For this exercise, repeat all of the material verbatim apart from its images.

** Start of Input **

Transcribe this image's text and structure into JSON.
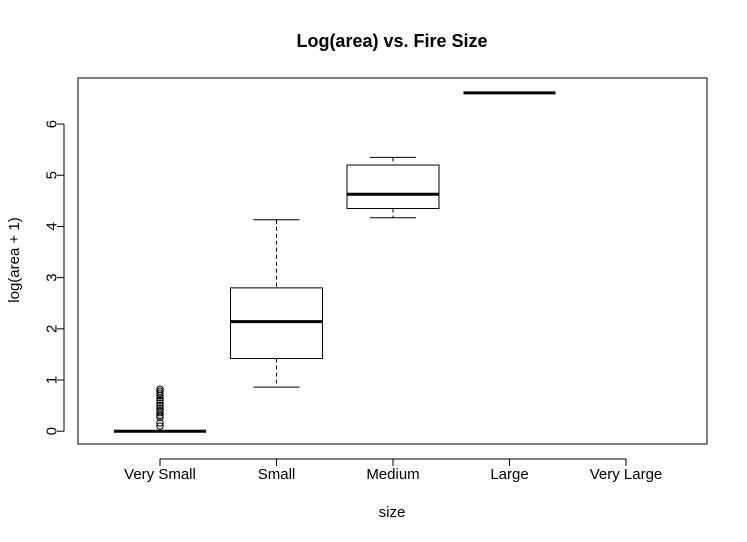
{
  "chart_data": {
    "type": "box",
    "title": "Log(area) vs. Fire Size",
    "xlabel": "size",
    "ylabel": "log(area + 1)",
    "categories": [
      "Very Small",
      "Small",
      "Medium",
      "Large",
      "Very Large"
    ],
    "ylim": [
      -0.25,
      6.9
    ],
    "yticks": [
      0,
      1,
      2,
      3,
      4,
      5,
      6
    ],
    "grid": false,
    "legend": "none",
    "colors": {
      "stroke": "#000000",
      "background": "#ffffff"
    },
    "boxes": [
      {
        "category": "Very Small",
        "whisker_low": 0,
        "q1": 0,
        "median": 0,
        "q3": 0,
        "whisker_high": 0,
        "outliers": [
          0.1,
          0.16,
          0.27,
          0.31,
          0.36,
          0.4,
          0.45,
          0.5,
          0.55,
          0.6,
          0.65,
          0.7,
          0.74,
          0.78,
          0.82
        ]
      },
      {
        "category": "Small",
        "whisker_low": 0.86,
        "q1": 1.42,
        "median": 2.14,
        "q3": 2.8,
        "whisker_high": 4.13,
        "outliers": []
      },
      {
        "category": "Medium",
        "whisker_low": 4.17,
        "q1": 4.35,
        "median": 4.63,
        "q3": 5.2,
        "whisker_high": 5.35,
        "outliers": []
      },
      {
        "category": "Large",
        "whisker_low": 6.61,
        "q1": 6.61,
        "median": 6.61,
        "q3": 6.61,
        "whisker_high": 6.61,
        "outliers": []
      },
      {
        "category": "Very Large",
        "empty": true
      }
    ]
  }
}
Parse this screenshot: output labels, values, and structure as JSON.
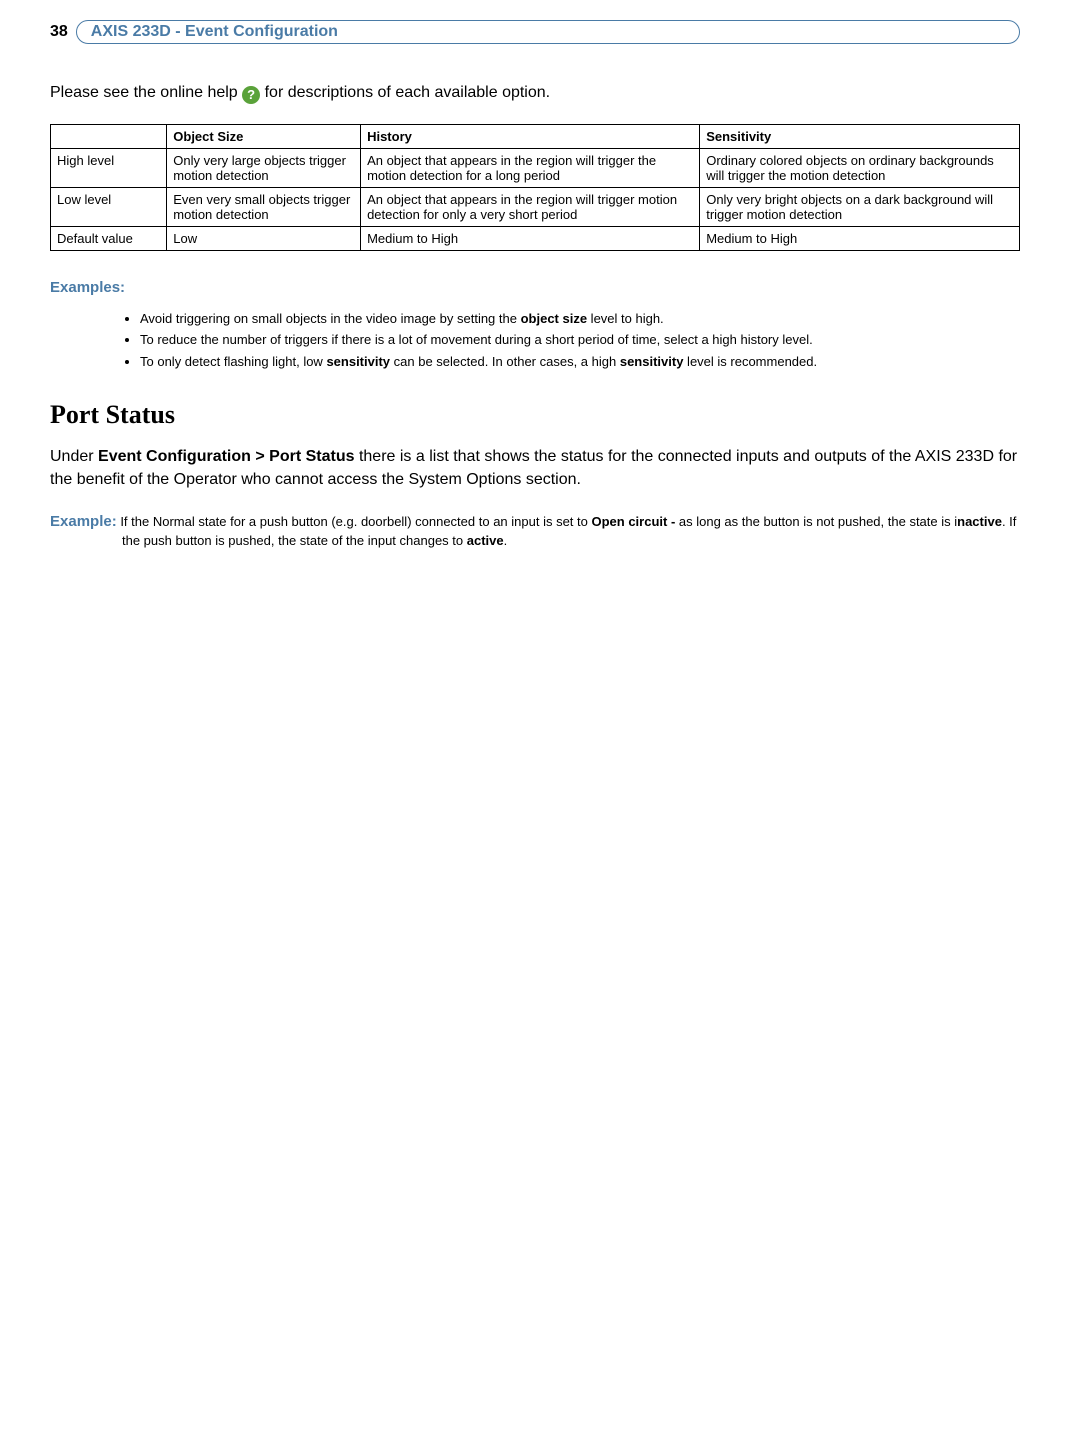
{
  "page_number": "38",
  "header_title": "AXIS 233D - Event Configuration",
  "intro": {
    "prefix": "Please see the online help ",
    "help_glyph": "?",
    "suffix": " for descriptions of each available option."
  },
  "table": {
    "columns": [
      "",
      "Object Size",
      "History",
      "Sensitivity"
    ],
    "col_widths_pct": [
      12,
      20,
      35,
      33
    ],
    "rows": [
      [
        "High level",
        "Only very large objects trigger motion detection",
        "An object that appears in the region will trigger the motion detection for a long period",
        "Ordinary colored objects on ordinary backgrounds will trigger the motion detection"
      ],
      [
        "Low level",
        "Even very small objects trigger motion detection",
        "An object that appears in the region will trigger motion detection for only a very short period",
        "Only very bright objects on a dark background will trigger motion detection"
      ],
      [
        "Default value",
        "Low",
        "Medium to High",
        "Medium to High"
      ]
    ],
    "border_color": "#000000",
    "font_size_pt": 10
  },
  "examples": {
    "label": "Examples:",
    "items": [
      {
        "pre": "Avoid triggering on small objects in the video image by setting the ",
        "bold": "object size",
        "post": " level to high."
      },
      {
        "pre": "To reduce the number of triggers if there is a lot of movement during a short period of time, select a high history level.",
        "bold": "",
        "post": ""
      },
      {
        "pre": "To only detect flashing light, low ",
        "bold": "sensitivity",
        "post": " can be selected. In other cases, a high ",
        "bold2": "sensitivity",
        "post2": " level is recommended."
      }
    ]
  },
  "section": {
    "heading": "Port Status",
    "body_pre": "Under ",
    "body_bold": "Event Configuration > Port Status",
    "body_post": " there is a list that shows the status for the connected inputs and outputs of the AXIS 233D for the benefit of the Operator who cannot access the System Options section."
  },
  "example_block": {
    "lead": "Example:",
    "t1": " If the Normal state for a push button (e.g. doorbell) connected to an input is set to ",
    "b1": "Open circuit -",
    "t2": " as long as the button is not pushed, the state is i",
    "b2": "nactive",
    "t3": ". If the push button is pushed, the state of the input changes to ",
    "b3": "active",
    "t4": "."
  },
  "colors": {
    "accent": "#4a7ba6",
    "help_bg": "#5aa23a",
    "text": "#000000",
    "background": "#ffffff"
  }
}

** End of Input **

== Task answer ==
Transcribe this image's text and structure into JSON.
{
  "chart_data": {
    "type": "box",
    "title": "Log(area) vs. Fire Size",
    "xlabel": "size",
    "ylabel": "log(area + 1)",
    "categories": [
      "Very Small",
      "Small",
      "Medium",
      "Large",
      "Very Large"
    ],
    "ylim": [
      -0.25,
      6.9
    ],
    "yticks": [
      0,
      1,
      2,
      3,
      4,
      5,
      6
    ],
    "grid": false,
    "legend": "none",
    "colors": {
      "stroke": "#000000",
      "background": "#ffffff"
    },
    "boxes": [
      {
        "category": "Very Small",
        "whisker_low": 0,
        "q1": 0,
        "median": 0,
        "q3": 0,
        "whisker_high": 0,
        "outliers": [
          0.1,
          0.16,
          0.27,
          0.31,
          0.36,
          0.4,
          0.45,
          0.5,
          0.55,
          0.6,
          0.65,
          0.7,
          0.74,
          0.78,
          0.82
        ]
      },
      {
        "category": "Small",
        "whisker_low": 0.86,
        "q1": 1.42,
        "median": 2.14,
        "q3": 2.8,
        "whisker_high": 4.13,
        "outliers": []
      },
      {
        "category": "Medium",
        "whisker_low": 4.17,
        "q1": 4.35,
        "median": 4.63,
        "q3": 5.2,
        "whisker_high": 5.35,
        "outliers": []
      },
      {
        "category": "Large",
        "whisker_low": 6.61,
        "q1": 6.61,
        "median": 6.61,
        "q3": 6.61,
        "whisker_high": 6.61,
        "outliers": []
      },
      {
        "category": "Very Large",
        "empty": true
      }
    ]
  }
}
Parse this screenshot: output labels, values, and structure as JSON.
{
  "page_number": "38",
  "header_title": "AXIS 233D - Event Configuration",
  "intro": {
    "prefix": "Please see the online help ",
    "help_glyph": "?",
    "suffix": " for descriptions of each available option."
  },
  "table": {
    "columns": [
      "",
      "Object Size",
      "History",
      "Sensitivity"
    ],
    "col_widths_pct": [
      12,
      20,
      35,
      33
    ],
    "rows": [
      [
        "High level",
        "Only very large objects trigger motion detection",
        "An object that appears in the region will trigger the motion detection for a long period",
        "Ordinary colored objects on ordinary backgrounds will trigger the motion detection"
      ],
      [
        "Low level",
        "Even very small objects trigger motion detection",
        "An object that appears in the region will trigger motion detection for only a very short period",
        "Only very bright objects on a dark background will trigger motion detection"
      ],
      [
        "Default value",
        "Low",
        "Medium to High",
        "Medium to High"
      ]
    ],
    "border_color": "#000000",
    "font_size_pt": 10
  },
  "examples": {
    "label": "Examples:",
    "items": [
      {
        "pre": "Avoid triggering on small objects in the video image by setting the ",
        "bold": "object size",
        "post": " level to high."
      },
      {
        "pre": "To reduce the number of triggers if there is a lot of movement during a short period of time, select a high history level.",
        "bold": "",
        "post": ""
      },
      {
        "pre": "To only detect flashing light, low ",
        "bold": "sensitivity",
        "post": " can be selected. In other cases, a high ",
        "bold2": "sensitivity",
        "post2": " level is recommended."
      }
    ]
  },
  "section": {
    "heading": "Port Status",
    "body_pre": "Under ",
    "body_bold": "Event Configuration > Port Status",
    "body_post": " there is a list that shows the status for the connected inputs and outputs of the AXIS 233D for the benefit of the Operator who cannot access the System Options section."
  },
  "example_block": {
    "lead": "Example:",
    "t1": " If the Normal state for a push button (e.g. doorbell) connected to an input is set to ",
    "b1": "Open circuit -",
    "t2": " as long as the button is not pushed, the state is i",
    "b2": "nactive",
    "t3": ". If the push button is pushed, the state of the input changes to ",
    "b3": "active",
    "t4": "."
  },
  "colors": {
    "accent": "#4a7ba6",
    "help_bg": "#5aa23a",
    "text": "#000000",
    "background": "#ffffff"
  }
}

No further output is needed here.